**SHORT PROBLEM**
Can you rewrite the lines starting at "entry-dates: 20.03 30.03 I923 bbox=[1039, 1157, 1143, 1301]" and ending at "entry-description: Дело об ограблении Солганик", both included, as a Markdown table with the columns Row and Line, skipping any blank lines?

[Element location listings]
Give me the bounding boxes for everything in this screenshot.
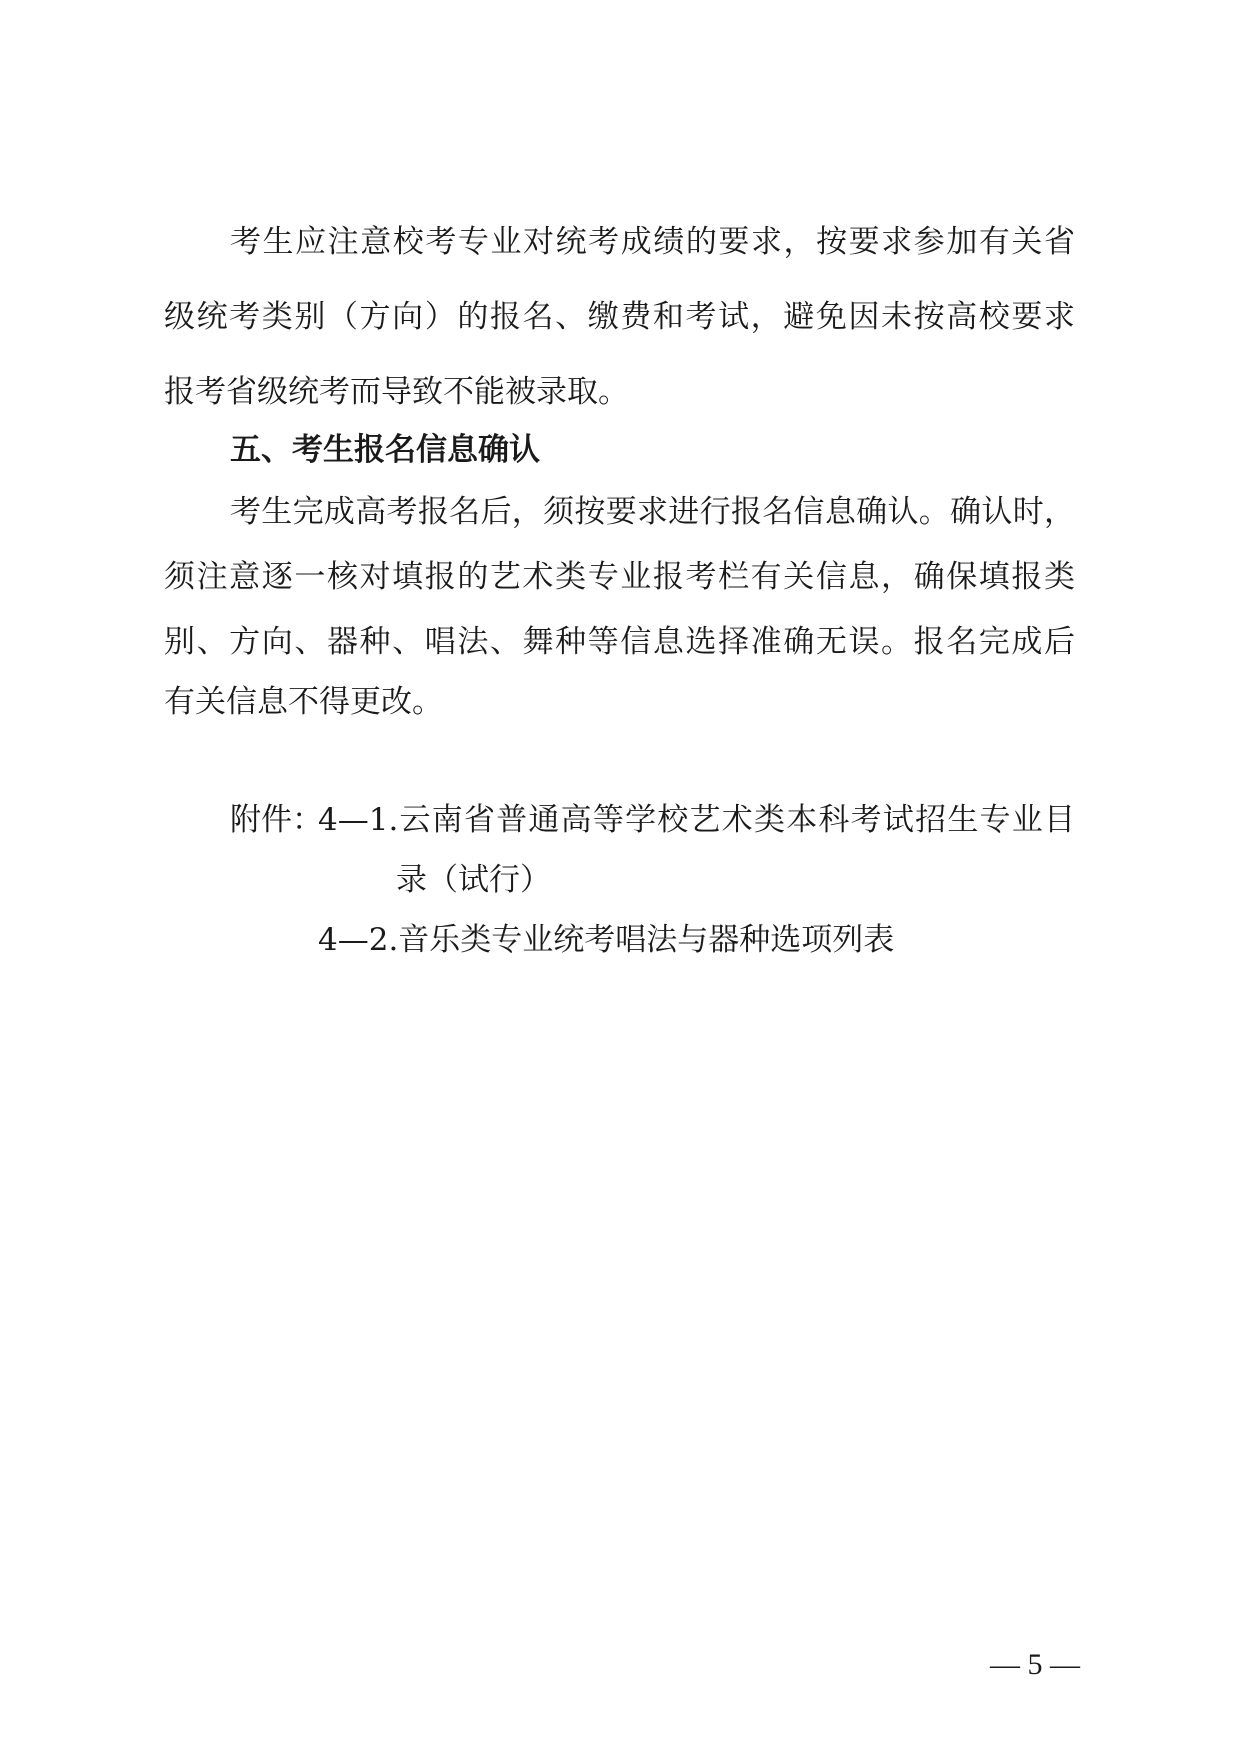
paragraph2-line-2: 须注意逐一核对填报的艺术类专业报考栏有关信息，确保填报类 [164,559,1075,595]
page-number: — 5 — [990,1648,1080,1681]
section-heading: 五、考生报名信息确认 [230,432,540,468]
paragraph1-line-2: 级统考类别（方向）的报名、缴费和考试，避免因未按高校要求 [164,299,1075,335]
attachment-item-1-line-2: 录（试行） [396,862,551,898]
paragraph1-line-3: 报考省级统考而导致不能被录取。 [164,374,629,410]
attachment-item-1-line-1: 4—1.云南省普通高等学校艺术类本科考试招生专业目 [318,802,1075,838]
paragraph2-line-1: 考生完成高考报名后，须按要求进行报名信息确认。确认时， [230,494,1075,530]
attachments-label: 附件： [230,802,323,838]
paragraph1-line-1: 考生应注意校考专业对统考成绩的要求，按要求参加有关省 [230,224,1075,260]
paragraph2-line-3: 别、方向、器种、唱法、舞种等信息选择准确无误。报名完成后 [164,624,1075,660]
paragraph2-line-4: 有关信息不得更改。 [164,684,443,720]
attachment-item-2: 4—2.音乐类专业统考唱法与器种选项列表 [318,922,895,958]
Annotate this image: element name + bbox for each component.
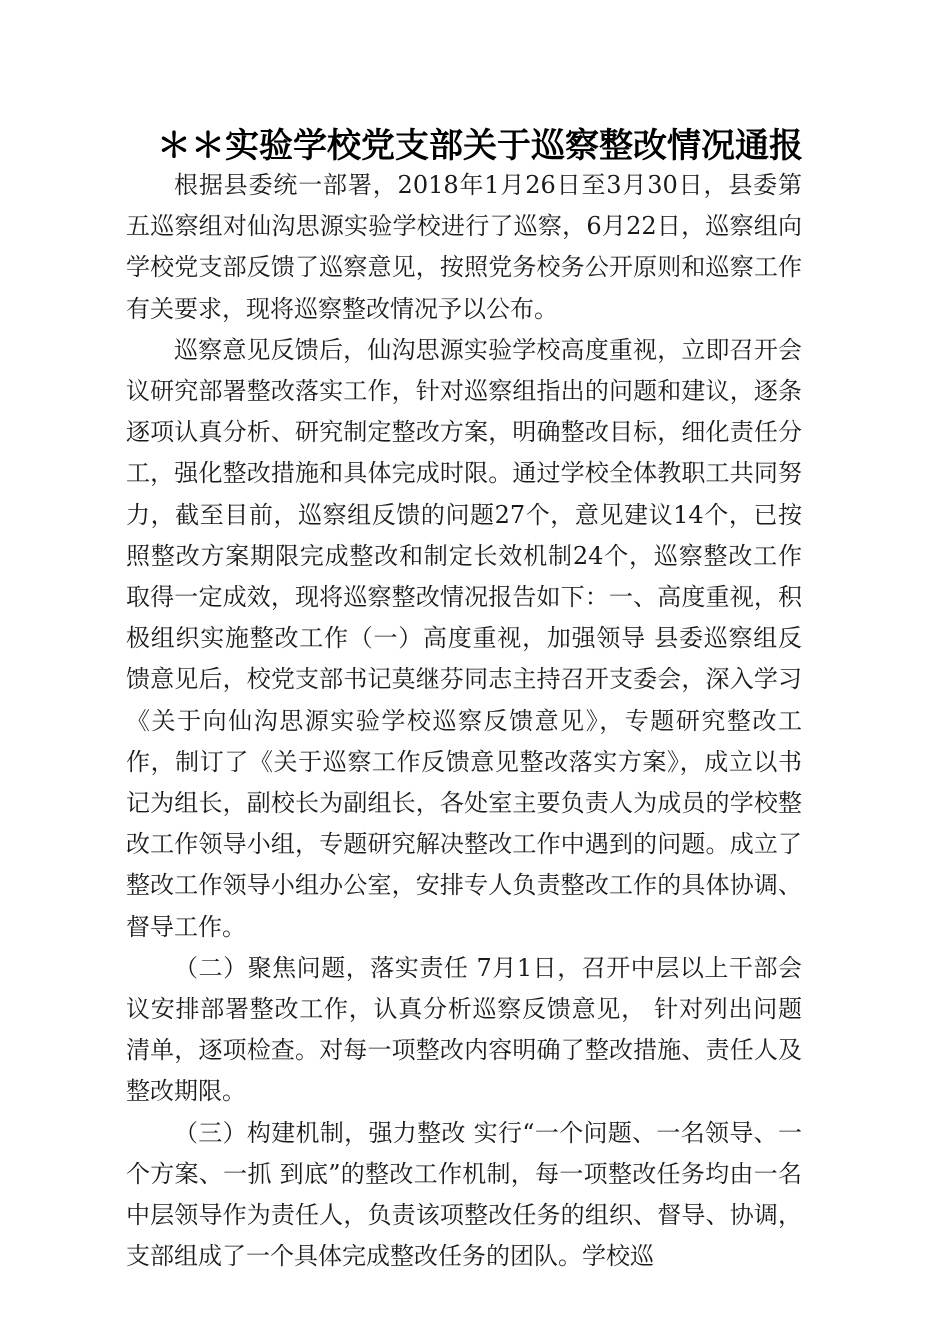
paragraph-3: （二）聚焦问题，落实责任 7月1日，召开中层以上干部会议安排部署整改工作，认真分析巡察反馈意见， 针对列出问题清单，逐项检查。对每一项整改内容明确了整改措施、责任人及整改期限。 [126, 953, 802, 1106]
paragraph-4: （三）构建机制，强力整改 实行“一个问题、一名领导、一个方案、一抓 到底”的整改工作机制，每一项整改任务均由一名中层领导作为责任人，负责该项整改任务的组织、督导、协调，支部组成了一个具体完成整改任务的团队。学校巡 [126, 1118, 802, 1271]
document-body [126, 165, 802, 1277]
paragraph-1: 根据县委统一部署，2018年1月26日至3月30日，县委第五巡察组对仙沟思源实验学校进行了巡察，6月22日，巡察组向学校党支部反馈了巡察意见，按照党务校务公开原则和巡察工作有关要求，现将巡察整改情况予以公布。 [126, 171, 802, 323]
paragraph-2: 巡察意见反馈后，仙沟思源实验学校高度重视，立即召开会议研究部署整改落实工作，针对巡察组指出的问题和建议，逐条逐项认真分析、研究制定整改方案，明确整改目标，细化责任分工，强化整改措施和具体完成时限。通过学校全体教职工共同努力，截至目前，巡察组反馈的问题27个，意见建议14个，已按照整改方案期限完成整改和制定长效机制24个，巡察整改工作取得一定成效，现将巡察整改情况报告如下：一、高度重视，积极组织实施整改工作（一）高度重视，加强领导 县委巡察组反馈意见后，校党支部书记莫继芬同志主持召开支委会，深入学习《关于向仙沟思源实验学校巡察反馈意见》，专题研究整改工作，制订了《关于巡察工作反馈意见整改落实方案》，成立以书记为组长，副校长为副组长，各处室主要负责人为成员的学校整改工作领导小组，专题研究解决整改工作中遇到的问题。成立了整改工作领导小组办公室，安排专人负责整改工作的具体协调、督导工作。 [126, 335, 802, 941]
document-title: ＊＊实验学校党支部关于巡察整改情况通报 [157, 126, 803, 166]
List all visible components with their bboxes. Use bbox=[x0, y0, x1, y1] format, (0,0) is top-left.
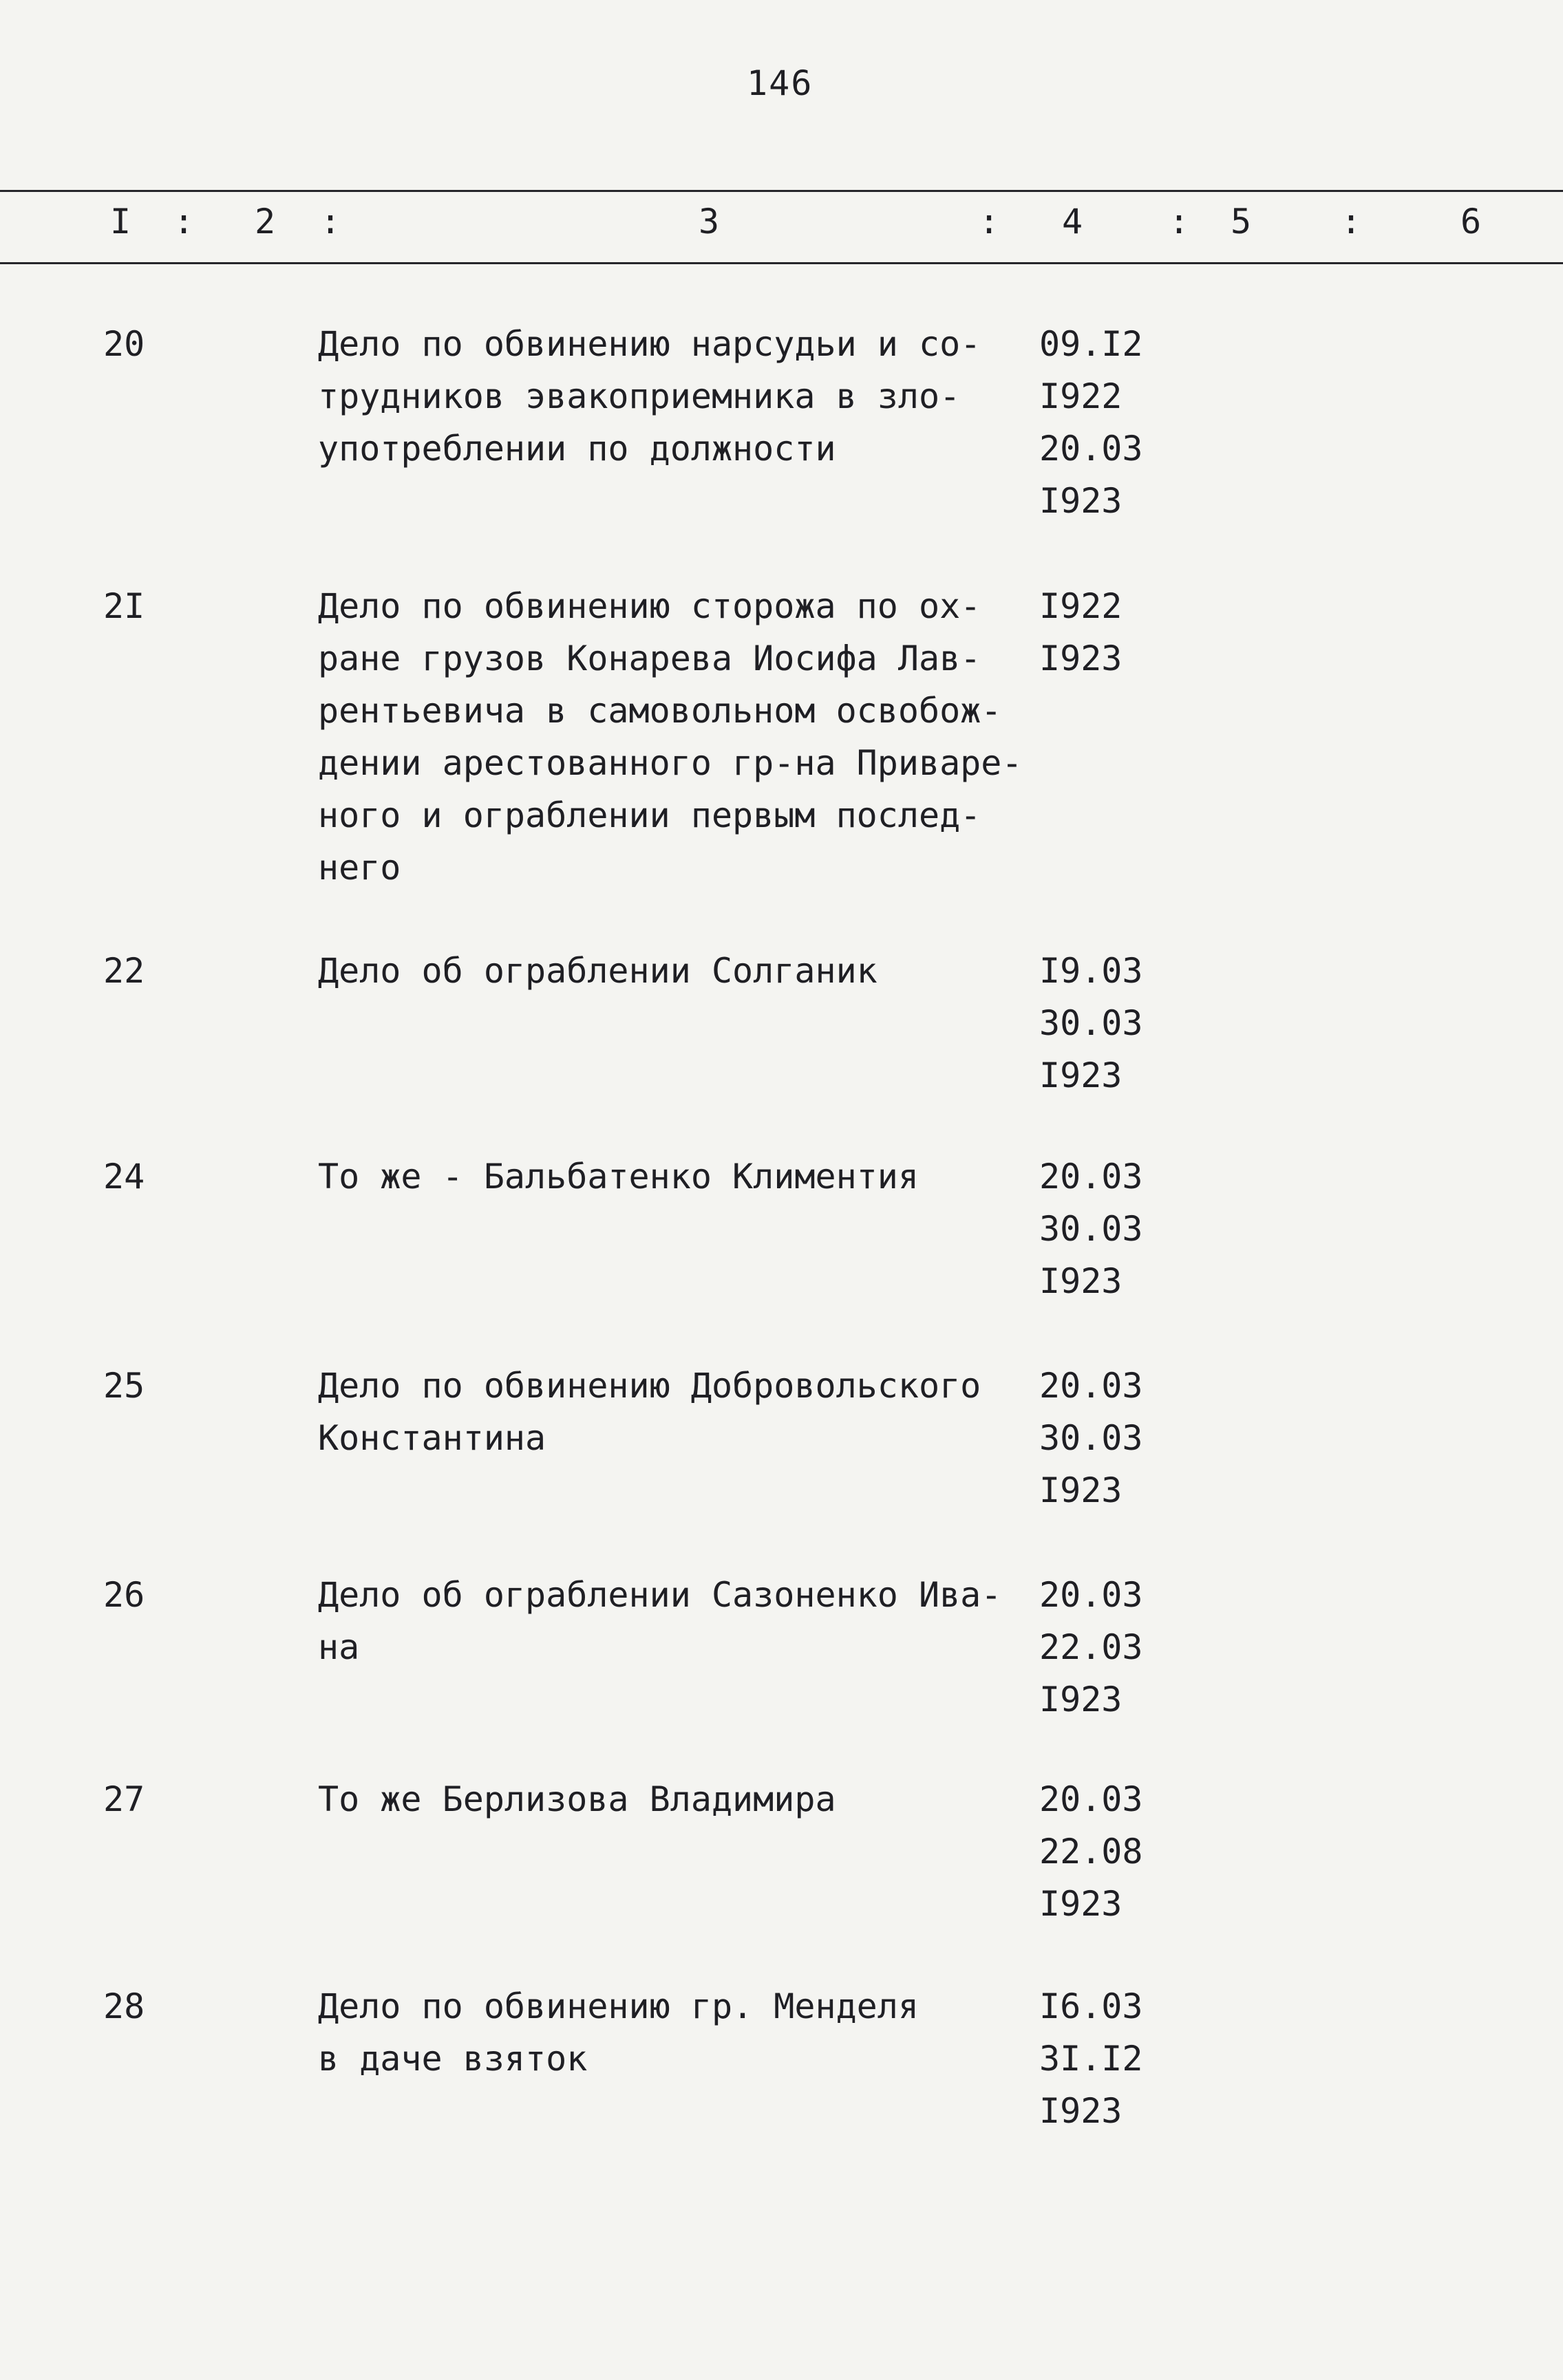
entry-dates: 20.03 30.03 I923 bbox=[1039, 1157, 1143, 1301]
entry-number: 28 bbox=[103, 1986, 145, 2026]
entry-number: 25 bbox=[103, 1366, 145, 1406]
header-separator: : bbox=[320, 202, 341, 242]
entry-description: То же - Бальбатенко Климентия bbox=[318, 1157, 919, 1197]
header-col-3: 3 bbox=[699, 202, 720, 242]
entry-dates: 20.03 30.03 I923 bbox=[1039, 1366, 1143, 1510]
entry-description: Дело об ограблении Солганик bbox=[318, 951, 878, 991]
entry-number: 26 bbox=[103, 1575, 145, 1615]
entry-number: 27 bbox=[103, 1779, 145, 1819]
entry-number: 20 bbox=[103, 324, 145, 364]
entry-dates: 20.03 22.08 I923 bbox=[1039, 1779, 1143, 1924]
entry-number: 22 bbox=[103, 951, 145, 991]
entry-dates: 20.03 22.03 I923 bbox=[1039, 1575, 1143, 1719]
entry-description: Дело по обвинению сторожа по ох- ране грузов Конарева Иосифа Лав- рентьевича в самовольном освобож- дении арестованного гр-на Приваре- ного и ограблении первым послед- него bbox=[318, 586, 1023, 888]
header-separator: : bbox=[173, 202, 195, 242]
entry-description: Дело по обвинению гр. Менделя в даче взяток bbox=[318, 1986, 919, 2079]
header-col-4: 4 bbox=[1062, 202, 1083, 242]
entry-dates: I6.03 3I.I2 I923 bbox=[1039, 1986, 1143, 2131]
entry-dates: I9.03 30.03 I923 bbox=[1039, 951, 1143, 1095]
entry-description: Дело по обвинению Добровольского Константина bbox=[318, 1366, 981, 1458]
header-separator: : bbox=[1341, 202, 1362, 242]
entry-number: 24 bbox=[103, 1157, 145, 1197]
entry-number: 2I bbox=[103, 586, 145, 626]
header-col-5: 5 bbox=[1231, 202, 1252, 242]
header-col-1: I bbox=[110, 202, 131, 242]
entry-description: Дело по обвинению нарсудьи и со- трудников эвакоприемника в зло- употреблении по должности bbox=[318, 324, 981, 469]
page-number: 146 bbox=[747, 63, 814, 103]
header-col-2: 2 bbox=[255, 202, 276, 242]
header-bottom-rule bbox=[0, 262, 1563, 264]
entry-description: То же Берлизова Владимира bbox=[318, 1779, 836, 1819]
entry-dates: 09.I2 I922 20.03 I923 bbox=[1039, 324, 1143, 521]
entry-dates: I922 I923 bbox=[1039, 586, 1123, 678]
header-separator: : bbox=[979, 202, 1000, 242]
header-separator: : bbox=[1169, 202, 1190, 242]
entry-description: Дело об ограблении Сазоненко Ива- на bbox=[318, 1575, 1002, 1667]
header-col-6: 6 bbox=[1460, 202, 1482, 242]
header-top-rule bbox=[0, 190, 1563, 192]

**RESULT**
| Row | Line |
|---|---|
| 1 | entry-dates: 20.03 30.03 I923 bbox=[1039, 1157, 1143, 1301] |
| 2 | entry-number: 28 bbox=[103, 1986, 145, 2026] |
| 3 | entry-number: 25 bbox=[103, 1366, 145, 1406] |
| 4 | header-separator: : bbox=[320, 202, 341, 242] |
| 5 | entry-description: То же - Бальбатенко Климентия bbox=[318, 1157, 919, 1197] |
| 6 | header-col-3: 3 bbox=[699, 202, 720, 242] |
| 7 | entry-dates: 20.03 30.03 I923 bbox=[1039, 1366, 1143, 1510] |
| 8 | entry-description: Дело об ограблении Солганик bbox=[318, 951, 878, 991] |